(Data records)

--------------------------------

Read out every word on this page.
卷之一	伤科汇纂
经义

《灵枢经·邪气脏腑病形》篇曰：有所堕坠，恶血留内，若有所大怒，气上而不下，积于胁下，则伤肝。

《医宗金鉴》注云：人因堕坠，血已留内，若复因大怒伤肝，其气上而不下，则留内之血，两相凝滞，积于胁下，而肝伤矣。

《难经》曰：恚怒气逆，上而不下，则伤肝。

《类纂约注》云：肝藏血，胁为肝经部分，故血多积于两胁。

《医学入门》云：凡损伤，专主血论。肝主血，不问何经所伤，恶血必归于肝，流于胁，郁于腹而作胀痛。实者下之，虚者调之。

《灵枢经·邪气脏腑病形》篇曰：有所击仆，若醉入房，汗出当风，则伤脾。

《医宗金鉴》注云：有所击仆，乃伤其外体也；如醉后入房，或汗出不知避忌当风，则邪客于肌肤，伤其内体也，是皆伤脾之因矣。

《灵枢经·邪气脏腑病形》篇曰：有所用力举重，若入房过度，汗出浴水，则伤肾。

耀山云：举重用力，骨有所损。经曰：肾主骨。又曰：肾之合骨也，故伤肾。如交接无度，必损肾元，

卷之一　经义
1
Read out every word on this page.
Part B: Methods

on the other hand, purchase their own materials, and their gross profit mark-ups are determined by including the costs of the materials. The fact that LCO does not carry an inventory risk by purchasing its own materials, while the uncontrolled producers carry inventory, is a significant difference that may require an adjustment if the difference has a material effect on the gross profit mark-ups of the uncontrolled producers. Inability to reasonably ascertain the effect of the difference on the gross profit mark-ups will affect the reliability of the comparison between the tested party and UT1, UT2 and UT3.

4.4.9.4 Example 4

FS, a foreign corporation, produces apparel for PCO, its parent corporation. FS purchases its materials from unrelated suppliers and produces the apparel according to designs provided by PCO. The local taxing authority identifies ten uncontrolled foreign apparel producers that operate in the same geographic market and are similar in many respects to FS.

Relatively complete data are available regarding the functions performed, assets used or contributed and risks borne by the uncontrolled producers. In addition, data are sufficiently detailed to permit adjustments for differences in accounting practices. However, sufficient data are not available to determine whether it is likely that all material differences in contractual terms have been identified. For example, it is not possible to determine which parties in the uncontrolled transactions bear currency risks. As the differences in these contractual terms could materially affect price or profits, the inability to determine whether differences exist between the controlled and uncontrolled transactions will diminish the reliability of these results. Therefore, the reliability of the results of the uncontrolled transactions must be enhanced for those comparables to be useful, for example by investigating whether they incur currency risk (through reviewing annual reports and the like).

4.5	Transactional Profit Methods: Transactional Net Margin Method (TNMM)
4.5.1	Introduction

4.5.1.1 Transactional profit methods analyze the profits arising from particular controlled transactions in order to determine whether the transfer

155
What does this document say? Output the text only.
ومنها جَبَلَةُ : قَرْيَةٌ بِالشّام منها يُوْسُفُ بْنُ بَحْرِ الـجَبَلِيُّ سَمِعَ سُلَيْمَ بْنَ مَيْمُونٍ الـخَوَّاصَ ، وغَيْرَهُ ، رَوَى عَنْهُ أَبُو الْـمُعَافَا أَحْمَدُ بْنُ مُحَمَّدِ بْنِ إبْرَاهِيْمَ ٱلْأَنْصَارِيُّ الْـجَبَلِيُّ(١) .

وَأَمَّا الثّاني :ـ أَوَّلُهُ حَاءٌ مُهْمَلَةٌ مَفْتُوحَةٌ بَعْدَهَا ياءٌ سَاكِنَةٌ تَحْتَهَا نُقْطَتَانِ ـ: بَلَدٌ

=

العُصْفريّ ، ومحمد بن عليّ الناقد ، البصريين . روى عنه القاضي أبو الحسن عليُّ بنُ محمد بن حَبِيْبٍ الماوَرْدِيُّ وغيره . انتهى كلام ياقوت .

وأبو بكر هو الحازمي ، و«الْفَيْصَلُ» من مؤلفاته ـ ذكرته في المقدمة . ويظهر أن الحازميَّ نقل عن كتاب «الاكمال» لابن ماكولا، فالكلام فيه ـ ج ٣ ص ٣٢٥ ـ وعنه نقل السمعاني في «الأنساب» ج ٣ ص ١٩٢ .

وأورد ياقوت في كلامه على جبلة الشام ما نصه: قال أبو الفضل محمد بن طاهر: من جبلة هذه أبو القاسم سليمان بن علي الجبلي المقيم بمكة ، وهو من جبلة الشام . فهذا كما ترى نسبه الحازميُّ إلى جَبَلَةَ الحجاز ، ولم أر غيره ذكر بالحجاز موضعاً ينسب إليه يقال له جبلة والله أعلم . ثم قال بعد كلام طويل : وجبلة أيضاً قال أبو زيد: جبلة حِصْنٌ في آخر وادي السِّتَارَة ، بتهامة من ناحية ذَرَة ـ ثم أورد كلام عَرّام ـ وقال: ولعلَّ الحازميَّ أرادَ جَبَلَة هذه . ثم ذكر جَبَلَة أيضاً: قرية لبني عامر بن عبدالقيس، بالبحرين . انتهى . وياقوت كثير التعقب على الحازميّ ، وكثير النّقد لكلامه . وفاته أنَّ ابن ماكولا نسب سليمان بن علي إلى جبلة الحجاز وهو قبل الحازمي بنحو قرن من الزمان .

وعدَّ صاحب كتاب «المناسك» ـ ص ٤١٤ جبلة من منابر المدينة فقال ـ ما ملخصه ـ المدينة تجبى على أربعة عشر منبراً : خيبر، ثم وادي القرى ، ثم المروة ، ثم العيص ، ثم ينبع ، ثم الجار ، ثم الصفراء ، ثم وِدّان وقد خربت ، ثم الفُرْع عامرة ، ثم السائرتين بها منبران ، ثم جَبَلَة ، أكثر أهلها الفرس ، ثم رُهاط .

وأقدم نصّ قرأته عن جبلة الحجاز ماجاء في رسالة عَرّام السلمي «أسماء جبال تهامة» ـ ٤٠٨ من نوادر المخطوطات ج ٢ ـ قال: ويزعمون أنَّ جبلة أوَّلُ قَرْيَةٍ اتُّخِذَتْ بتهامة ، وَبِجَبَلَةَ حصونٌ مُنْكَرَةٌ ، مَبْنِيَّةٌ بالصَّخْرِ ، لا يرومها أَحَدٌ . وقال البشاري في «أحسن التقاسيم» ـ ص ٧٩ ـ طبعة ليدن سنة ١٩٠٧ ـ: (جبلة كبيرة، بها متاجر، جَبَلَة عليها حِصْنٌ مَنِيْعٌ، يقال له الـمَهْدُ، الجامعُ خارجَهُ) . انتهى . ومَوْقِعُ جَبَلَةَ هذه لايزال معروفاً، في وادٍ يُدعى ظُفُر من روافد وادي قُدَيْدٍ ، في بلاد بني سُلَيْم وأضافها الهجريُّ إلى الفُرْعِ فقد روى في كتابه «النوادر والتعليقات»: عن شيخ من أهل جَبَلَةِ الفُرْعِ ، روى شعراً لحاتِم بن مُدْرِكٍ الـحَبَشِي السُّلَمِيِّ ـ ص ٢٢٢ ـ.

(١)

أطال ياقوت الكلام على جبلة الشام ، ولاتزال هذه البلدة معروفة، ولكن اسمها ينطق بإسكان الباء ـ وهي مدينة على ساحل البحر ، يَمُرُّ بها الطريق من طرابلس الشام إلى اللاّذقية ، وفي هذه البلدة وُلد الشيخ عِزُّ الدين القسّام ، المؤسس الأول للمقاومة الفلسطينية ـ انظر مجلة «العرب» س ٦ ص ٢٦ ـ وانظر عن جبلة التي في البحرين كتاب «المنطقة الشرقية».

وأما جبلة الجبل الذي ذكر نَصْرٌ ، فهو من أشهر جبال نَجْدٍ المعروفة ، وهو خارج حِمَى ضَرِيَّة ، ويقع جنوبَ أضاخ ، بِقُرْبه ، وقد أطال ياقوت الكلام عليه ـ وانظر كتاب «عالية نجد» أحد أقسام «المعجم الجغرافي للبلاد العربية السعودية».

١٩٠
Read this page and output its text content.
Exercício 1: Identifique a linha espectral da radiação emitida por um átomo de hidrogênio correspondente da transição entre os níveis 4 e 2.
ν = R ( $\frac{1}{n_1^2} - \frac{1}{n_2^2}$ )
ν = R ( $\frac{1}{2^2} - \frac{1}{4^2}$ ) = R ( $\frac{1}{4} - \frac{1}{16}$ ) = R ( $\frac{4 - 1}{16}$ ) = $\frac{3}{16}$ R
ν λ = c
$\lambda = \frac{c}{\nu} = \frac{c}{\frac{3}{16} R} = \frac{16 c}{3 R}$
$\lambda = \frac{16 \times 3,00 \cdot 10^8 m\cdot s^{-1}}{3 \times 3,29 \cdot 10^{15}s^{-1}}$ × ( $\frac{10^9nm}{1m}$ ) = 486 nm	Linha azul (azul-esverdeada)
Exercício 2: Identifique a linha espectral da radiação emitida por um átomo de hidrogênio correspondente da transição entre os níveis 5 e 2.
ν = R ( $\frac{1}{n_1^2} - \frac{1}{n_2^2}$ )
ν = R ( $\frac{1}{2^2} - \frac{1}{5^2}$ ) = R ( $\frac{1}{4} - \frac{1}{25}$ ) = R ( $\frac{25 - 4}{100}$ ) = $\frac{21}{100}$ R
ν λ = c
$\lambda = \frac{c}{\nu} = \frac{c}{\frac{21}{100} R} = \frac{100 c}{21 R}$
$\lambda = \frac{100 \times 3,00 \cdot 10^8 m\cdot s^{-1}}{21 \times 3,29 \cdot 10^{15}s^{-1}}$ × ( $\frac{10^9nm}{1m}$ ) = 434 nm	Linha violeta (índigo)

--------------------------------

(TO DO):
Extract all lines containing the word "text".

(SOLVED PROBLEM):
What does this document say? Output the text only.
Read this page and output its text content.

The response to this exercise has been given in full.